* Aim: Copy all lines below exactly as written. Leave pictures out.

+-------+

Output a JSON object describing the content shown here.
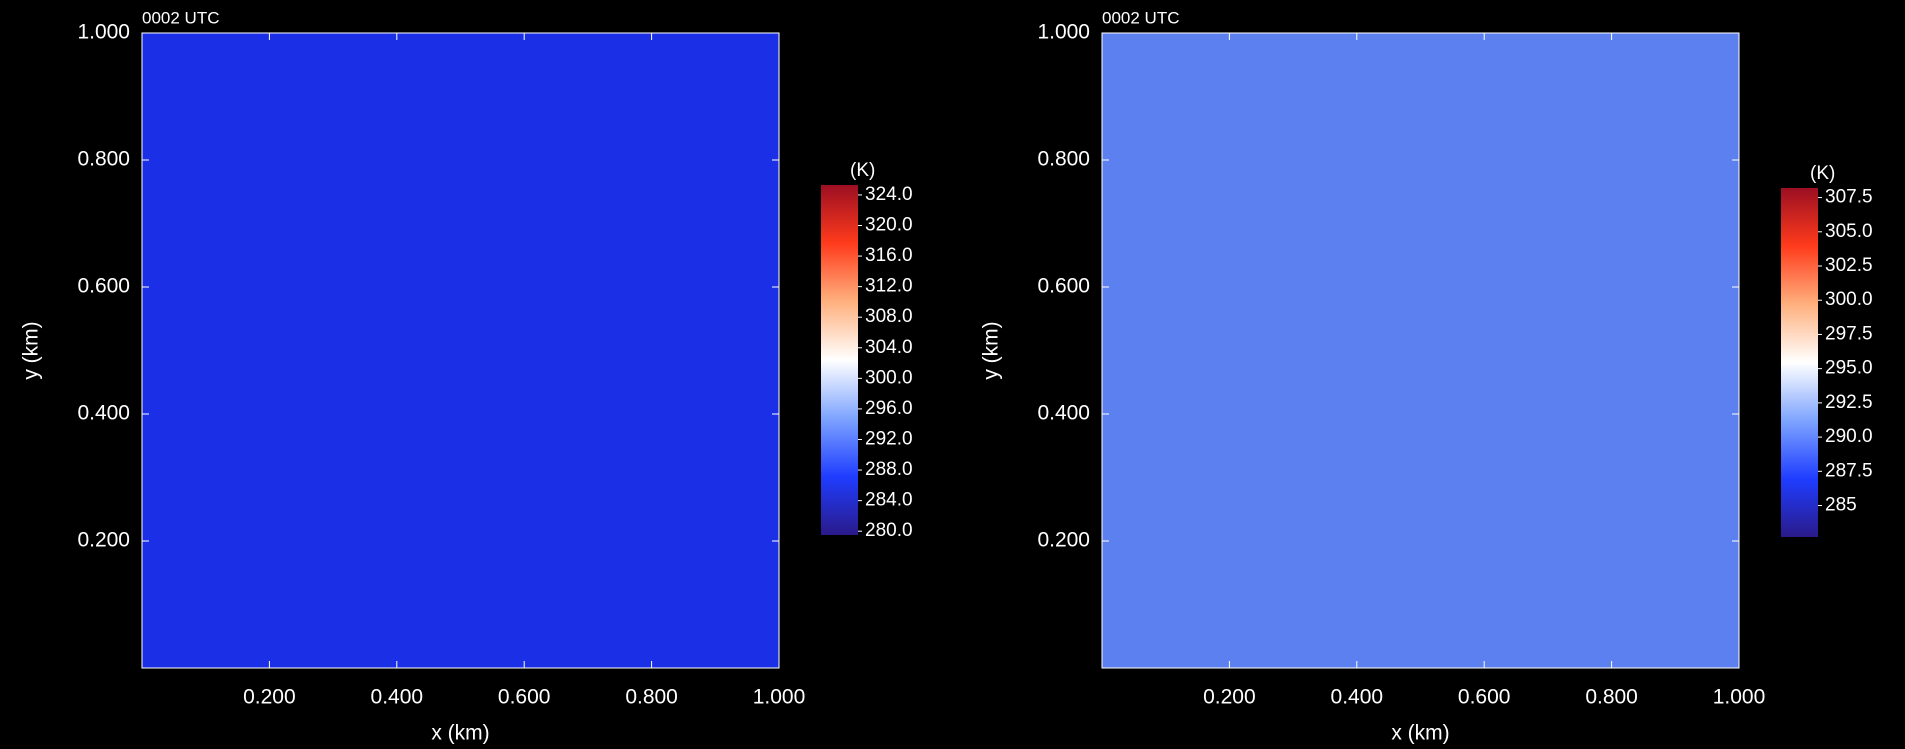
{
  "chart_data": [
    {
      "type": "heatmap",
      "title": "0002 UTC",
      "xlabel": "x (km)",
      "ylabel": "y (km)",
      "xlim": [
        0,
        1.0
      ],
      "ylim": [
        0,
        1.0
      ],
      "xticks": [
        {
          "value": 0.2,
          "label": "0.200"
        },
        {
          "value": 0.4,
          "label": "0.400"
        },
        {
          "value": 0.6,
          "label": "0.600"
        },
        {
          "value": 0.8,
          "label": "0.800"
        },
        {
          "value": 1.0,
          "label": "1.000"
        }
      ],
      "yticks": [
        {
          "value": 0.2,
          "label": "0.200"
        },
        {
          "value": 0.4,
          "label": "0.400"
        },
        {
          "value": 0.6,
          "label": "0.600"
        },
        {
          "value": 0.8,
          "label": "0.800"
        },
        {
          "value": 1.0,
          "label": "1.000"
        }
      ],
      "field_color": "#1b30e6",
      "colorbar_label": "(K)",
      "clim": [
        279.5,
        325.3
      ],
      "colorbar_ticks": [
        {
          "value": 280,
          "label": "280.0"
        },
        {
          "value": 284,
          "label": "284.0"
        },
        {
          "value": 288,
          "label": "288.0"
        },
        {
          "value": 292,
          "label": "292.0"
        },
        {
          "value": 296,
          "label": "296.0"
        },
        {
          "value": 300,
          "label": "300.0"
        },
        {
          "value": 304,
          "label": "304.0"
        },
        {
          "value": 308,
          "label": "308.0"
        },
        {
          "value": 312,
          "label": "312.0"
        },
        {
          "value": 316,
          "label": "316.0"
        },
        {
          "value": 320,
          "label": "320.0"
        },
        {
          "value": 324,
          "label": "324.0"
        }
      ],
      "colormap": [
        "#2a1a8a",
        "#1f3dff",
        "#7ea4ff",
        "#ffffff",
        "#ffb07e",
        "#ff3b1c",
        "#9c0f22"
      ]
    },
    {
      "type": "heatmap",
      "title": "0002 UTC",
      "xlabel": "x (km)",
      "ylabel": "y (km)",
      "xlim": [
        0,
        1.0
      ],
      "ylim": [
        0,
        1.0
      ],
      "xticks": [
        {
          "value": 0.2,
          "label": "0.200"
        },
        {
          "value": 0.4,
          "label": "0.400"
        },
        {
          "value": 0.6,
          "label": "0.600"
        },
        {
          "value": 0.8,
          "label": "0.800"
        },
        {
          "value": 1.0,
          "label": "1.000"
        }
      ],
      "yticks": [
        {
          "value": 0.2,
          "label": "0.200"
        },
        {
          "value": 0.4,
          "label": "0.400"
        },
        {
          "value": 0.6,
          "label": "0.600"
        },
        {
          "value": 0.8,
          "label": "0.800"
        },
        {
          "value": 1.0,
          "label": "1.000"
        }
      ],
      "field_color": "#5c80f0",
      "colorbar_label": "(K)",
      "clim": [
        282.7,
        308.2
      ],
      "colorbar_ticks": [
        285.0,
        287.5,
        {
          "value": 290,
          "label": "290.0"
        },
        292.5,
        {
          "value": 295,
          "label": "295.0"
        },
        297.5,
        {
          "value": 300,
          "label": "300.0"
        },
        302.5,
        {
          "value": 305,
          "label": "305.0"
        },
        307.5
      ],
      "colormap": [
        "#2a1a8a",
        "#1f3dff",
        "#7ea4ff",
        "#ffffff",
        "#ffb07e",
        "#ff3b1c",
        "#9c0f22"
      ]
    }
  ]
}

+-------+

* Output for this exercise:
Output a JSON object describing the content shown here.
{
  "chart_data": [
    {
      "type": "heatmap",
      "title": "0002 UTC",
      "xlabel": "x (km)",
      "ylabel": "y (km)",
      "xlim": [
        0,
        1.0
      ],
      "ylim": [
        0,
        1.0
      ],
      "xticks": [
        {
          "value": 0.2,
          "label": "0.200"
        },
        {
          "value": 0.4,
          "label": "0.400"
        },
        {
          "value": 0.6,
          "label": "0.600"
        },
        {
          "value": 0.8,
          "label": "0.800"
        },
        {
          "value": 1.0,
          "label": "1.000"
        }
      ],
      "yticks": [
        {
          "value": 0.2,
          "label": "0.200"
        },
        {
          "value": 0.4,
          "label": "0.400"
        },
        {
          "value": 0.6,
          "label": "0.600"
        },
        {
          "value": 0.8,
          "label": "0.800"
        },
        {
          "value": 1.0,
          "label": "1.000"
        }
      ],
      "field_color": "#1b30e6",
      "colorbar_label": "(K)",
      "clim": [
        279.5,
        325.3
      ],
      "colorbar_ticks": [
        {
          "value": 280,
          "label": "280.0"
        },
        {
          "value": 284,
          "label": "284.0"
        },
        {
          "value": 288,
          "label": "288.0"
        },
        {
          "value": 292,
          "label": "292.0"
        },
        {
          "value": 296,
          "label": "296.0"
        },
        {
          "value": 300,
          "label": "300.0"
        },
        {
          "value": 304,
          "label": "304.0"
        },
        {
          "value": 308,
          "label": "308.0"
        },
        {
          "value": 312,
          "label": "312.0"
        },
        {
          "value": 316,
          "label": "316.0"
        },
        {
          "value": 320,
          "label": "320.0"
        },
        {
          "value": 324,
          "label": "324.0"
        }
      ],
      "colormap": [
        "#2a1a8a",
        "#1f3dff",
        "#7ea4ff",
        "#ffffff",
        "#ffb07e",
        "#ff3b1c",
        "#9c0f22"
      ]
    },
    {
      "type": "heatmap",
      "title": "0002 UTC",
      "xlabel": "x (km)",
      "ylabel": "y (km)",
      "xlim": [
        0,
        1.0
      ],
      "ylim": [
        0,
        1.0
      ],
      "xticks": [
        {
          "value": 0.2,
          "label": "0.200"
        },
        {
          "value": 0.4,
          "label": "0.400"
        },
        {
          "value": 0.6,
          "label": "0.600"
        },
        {
          "value": 0.8,
          "label": "0.800"
        },
        {
          "value": 1.0,
          "label": "1.000"
        }
      ],
      "yticks": [
        {
          "value": 0.2,
          "label": "0.200"
        },
        {
          "value": 0.4,
          "label": "0.400"
        },
        {
          "value": 0.6,
          "label": "0.600"
        },
        {
          "value": 0.8,
          "label": "0.800"
        },
        {
          "value": 1.0,
          "label": "1.000"
        }
      ],
      "field_color": "#5c80f0",
      "colorbar_label": "(K)",
      "clim": [
        282.7,
        308.2
      ],
      "colorbar_ticks": [
        285.0,
        287.5,
        {
          "value": 290,
          "label": "290.0"
        },
        292.5,
        {
          "value": 295,
          "label": "295.0"
        },
        297.5,
        {
          "value": 300,
          "label": "300.0"
        },
        302.5,
        {
          "value": 305,
          "label": "305.0"
        },
        307.5
      ],
      "colormap": [
        "#2a1a8a",
        "#1f3dff",
        "#7ea4ff",
        "#ffffff",
        "#ffb07e",
        "#ff3b1c",
        "#9c0f22"
      ]
    }
  ]
}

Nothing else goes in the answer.